Short task
Return all lines that include the string "data".

-- START Records shown --

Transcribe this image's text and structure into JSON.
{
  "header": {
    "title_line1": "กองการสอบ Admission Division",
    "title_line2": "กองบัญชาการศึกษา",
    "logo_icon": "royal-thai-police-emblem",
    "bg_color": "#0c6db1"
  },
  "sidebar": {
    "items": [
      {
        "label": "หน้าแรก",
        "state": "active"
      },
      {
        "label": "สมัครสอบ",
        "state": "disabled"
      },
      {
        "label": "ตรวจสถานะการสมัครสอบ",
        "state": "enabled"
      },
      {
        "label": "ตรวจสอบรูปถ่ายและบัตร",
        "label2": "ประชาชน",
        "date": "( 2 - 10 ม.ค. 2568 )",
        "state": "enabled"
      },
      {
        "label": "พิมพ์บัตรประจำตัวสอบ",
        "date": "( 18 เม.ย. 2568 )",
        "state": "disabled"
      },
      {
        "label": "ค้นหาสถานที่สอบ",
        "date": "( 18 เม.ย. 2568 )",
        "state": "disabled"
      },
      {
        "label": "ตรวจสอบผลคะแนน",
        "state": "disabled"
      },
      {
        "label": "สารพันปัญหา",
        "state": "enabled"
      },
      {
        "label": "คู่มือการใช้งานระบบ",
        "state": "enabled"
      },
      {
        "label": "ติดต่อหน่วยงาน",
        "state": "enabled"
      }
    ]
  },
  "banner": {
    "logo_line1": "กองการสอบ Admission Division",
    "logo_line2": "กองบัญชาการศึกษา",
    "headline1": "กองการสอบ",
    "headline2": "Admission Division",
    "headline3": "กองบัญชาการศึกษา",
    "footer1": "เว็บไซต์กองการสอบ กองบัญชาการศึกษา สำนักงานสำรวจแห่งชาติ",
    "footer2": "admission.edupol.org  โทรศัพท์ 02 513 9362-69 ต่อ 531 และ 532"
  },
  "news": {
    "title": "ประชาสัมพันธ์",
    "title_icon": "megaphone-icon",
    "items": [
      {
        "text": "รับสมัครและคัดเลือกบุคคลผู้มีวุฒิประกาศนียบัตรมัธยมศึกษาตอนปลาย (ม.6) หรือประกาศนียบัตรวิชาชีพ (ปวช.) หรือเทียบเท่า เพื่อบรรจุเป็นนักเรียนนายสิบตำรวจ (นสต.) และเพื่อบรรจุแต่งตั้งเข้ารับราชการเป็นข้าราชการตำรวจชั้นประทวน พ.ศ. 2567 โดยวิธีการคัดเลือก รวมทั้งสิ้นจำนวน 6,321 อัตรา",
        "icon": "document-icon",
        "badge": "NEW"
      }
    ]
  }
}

-- END Records shown --
-- START Records shown --

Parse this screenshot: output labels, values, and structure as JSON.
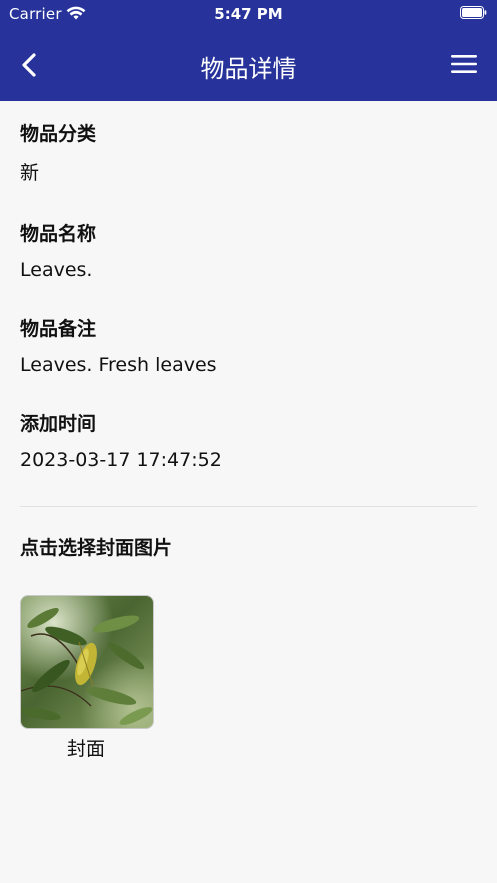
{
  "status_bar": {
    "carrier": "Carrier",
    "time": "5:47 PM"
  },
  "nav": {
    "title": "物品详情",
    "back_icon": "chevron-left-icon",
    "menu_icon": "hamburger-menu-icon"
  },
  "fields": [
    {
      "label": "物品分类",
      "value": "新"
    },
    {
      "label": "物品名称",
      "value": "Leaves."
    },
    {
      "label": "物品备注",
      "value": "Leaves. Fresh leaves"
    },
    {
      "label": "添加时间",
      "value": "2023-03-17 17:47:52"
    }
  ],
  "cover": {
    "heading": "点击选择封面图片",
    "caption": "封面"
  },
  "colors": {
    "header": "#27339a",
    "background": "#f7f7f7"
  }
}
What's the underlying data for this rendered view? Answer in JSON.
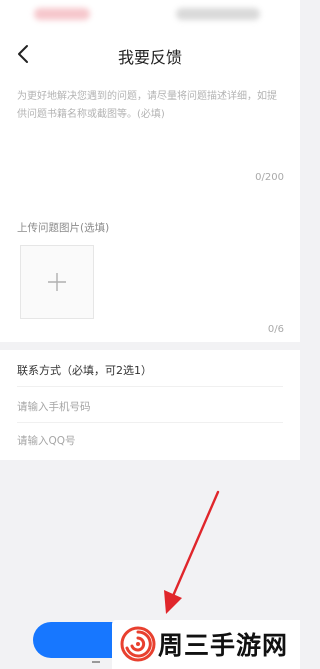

-- END Records shown --
-- START Records shown --

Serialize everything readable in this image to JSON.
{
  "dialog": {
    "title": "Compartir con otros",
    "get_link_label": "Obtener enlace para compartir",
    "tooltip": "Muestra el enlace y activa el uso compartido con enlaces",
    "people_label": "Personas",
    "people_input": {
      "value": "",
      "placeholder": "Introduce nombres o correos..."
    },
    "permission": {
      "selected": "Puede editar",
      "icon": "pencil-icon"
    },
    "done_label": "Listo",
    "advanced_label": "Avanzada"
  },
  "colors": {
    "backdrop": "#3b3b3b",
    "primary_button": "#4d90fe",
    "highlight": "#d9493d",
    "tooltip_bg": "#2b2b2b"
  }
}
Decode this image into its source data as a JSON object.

-- END Records shown --

Response
What's the underlying data for this rendered view? Answer in JSON.
Decode this image into its source data as a JSON object.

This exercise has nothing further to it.